▶ **The input**:
** START **

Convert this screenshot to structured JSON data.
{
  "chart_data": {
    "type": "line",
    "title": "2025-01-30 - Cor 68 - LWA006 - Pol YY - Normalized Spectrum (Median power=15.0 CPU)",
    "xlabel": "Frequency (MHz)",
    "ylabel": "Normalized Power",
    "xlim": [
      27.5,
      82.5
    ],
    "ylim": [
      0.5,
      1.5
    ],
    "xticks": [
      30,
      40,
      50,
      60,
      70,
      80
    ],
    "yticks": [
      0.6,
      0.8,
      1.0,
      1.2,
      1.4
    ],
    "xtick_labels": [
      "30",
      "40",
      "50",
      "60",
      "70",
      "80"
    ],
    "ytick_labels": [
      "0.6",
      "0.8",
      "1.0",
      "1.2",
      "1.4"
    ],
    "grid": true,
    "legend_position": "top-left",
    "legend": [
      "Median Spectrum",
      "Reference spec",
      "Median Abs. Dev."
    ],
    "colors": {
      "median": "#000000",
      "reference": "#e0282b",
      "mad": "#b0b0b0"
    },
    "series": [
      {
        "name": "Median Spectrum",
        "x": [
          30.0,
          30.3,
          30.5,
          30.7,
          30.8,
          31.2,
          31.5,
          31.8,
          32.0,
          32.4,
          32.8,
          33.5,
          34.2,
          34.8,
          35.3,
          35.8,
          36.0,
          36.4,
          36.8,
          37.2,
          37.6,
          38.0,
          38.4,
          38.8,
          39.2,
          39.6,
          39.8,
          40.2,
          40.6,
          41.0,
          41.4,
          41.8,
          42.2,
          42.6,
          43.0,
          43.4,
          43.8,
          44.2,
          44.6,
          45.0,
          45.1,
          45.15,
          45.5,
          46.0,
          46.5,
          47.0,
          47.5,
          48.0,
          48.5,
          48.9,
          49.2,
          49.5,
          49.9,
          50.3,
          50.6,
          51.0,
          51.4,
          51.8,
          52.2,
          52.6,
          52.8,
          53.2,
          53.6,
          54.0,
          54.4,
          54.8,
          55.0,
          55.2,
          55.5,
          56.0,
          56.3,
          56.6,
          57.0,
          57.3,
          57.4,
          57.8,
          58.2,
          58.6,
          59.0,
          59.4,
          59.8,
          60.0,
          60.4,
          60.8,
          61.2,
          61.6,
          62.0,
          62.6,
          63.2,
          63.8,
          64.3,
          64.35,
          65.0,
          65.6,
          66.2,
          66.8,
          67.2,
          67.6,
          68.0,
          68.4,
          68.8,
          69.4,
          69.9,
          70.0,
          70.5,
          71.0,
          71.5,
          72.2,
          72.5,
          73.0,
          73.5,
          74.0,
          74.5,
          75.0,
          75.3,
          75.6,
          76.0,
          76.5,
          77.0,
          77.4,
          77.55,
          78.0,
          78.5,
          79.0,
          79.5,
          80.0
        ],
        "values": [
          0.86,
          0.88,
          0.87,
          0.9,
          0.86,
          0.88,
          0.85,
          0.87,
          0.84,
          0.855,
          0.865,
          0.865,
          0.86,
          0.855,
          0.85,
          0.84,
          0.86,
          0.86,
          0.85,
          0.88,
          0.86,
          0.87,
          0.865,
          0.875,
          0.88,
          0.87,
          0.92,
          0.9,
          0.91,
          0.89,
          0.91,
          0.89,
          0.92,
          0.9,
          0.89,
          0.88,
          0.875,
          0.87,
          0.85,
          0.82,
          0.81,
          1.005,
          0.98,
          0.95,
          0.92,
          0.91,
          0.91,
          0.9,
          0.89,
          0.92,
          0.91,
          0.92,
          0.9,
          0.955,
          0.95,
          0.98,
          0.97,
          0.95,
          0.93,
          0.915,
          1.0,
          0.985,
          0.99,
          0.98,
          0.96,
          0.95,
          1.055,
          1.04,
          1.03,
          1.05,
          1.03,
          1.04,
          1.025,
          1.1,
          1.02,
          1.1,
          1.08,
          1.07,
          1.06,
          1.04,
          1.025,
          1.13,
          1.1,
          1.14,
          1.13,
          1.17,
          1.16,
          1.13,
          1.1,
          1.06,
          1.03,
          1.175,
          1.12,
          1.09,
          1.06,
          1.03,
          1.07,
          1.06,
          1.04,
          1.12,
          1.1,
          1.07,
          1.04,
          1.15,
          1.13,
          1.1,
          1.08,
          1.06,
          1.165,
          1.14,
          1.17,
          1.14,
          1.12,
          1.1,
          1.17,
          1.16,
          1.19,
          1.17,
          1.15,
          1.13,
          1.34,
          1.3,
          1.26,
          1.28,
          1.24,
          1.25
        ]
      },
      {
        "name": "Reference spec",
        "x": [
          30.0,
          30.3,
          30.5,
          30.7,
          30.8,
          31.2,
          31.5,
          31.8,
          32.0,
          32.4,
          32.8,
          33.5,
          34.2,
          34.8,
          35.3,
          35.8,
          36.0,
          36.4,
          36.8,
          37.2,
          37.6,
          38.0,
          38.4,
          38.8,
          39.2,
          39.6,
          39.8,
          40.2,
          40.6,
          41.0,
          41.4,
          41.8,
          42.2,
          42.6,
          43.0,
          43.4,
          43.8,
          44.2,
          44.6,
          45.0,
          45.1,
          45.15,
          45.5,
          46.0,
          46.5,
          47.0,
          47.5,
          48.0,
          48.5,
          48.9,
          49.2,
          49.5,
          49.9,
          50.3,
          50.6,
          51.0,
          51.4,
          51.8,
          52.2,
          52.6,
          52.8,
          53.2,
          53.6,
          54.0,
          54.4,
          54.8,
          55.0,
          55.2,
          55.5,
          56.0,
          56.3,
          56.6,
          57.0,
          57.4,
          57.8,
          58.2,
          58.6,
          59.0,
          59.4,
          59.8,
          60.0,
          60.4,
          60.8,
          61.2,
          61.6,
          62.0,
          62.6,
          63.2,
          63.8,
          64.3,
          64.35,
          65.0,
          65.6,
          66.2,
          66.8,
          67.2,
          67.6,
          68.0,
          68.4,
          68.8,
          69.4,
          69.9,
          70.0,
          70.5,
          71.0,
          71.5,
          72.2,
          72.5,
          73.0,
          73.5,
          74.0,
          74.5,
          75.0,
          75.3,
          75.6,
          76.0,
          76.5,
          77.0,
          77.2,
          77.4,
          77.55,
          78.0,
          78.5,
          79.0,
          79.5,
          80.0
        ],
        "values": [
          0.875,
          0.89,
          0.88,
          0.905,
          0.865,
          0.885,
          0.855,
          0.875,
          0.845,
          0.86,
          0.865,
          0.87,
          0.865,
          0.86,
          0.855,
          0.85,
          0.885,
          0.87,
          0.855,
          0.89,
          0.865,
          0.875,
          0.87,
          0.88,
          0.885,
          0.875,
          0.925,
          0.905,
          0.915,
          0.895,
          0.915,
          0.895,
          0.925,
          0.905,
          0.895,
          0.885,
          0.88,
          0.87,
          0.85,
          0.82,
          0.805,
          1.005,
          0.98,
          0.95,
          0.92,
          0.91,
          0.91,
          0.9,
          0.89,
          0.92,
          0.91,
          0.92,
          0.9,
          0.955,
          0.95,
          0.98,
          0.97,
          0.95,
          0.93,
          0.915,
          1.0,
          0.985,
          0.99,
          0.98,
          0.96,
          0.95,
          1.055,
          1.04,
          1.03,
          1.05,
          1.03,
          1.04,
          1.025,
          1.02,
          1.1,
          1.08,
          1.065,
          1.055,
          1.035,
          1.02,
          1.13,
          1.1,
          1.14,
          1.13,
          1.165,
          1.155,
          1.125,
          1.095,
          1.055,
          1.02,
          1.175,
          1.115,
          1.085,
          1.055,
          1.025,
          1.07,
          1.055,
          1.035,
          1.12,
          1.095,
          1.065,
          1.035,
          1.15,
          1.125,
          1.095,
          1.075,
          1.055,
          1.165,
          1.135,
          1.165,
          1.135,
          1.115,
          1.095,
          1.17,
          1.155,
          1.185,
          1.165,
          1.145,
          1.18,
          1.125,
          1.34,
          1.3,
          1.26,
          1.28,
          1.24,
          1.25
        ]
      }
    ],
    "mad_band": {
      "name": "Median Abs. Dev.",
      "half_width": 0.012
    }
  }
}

** END **

▶ **Request**:
Write out every line of the listing that holds the word "Spectrum".

▶ **Problem solution**:
    "title": "2025-01-30 - Cor 68 - LWA006 - Pol YY - Normalized Spectrum (Median power=15.0 CPU)",
      "Median Spectrum",
        "name": "Median Spectrum",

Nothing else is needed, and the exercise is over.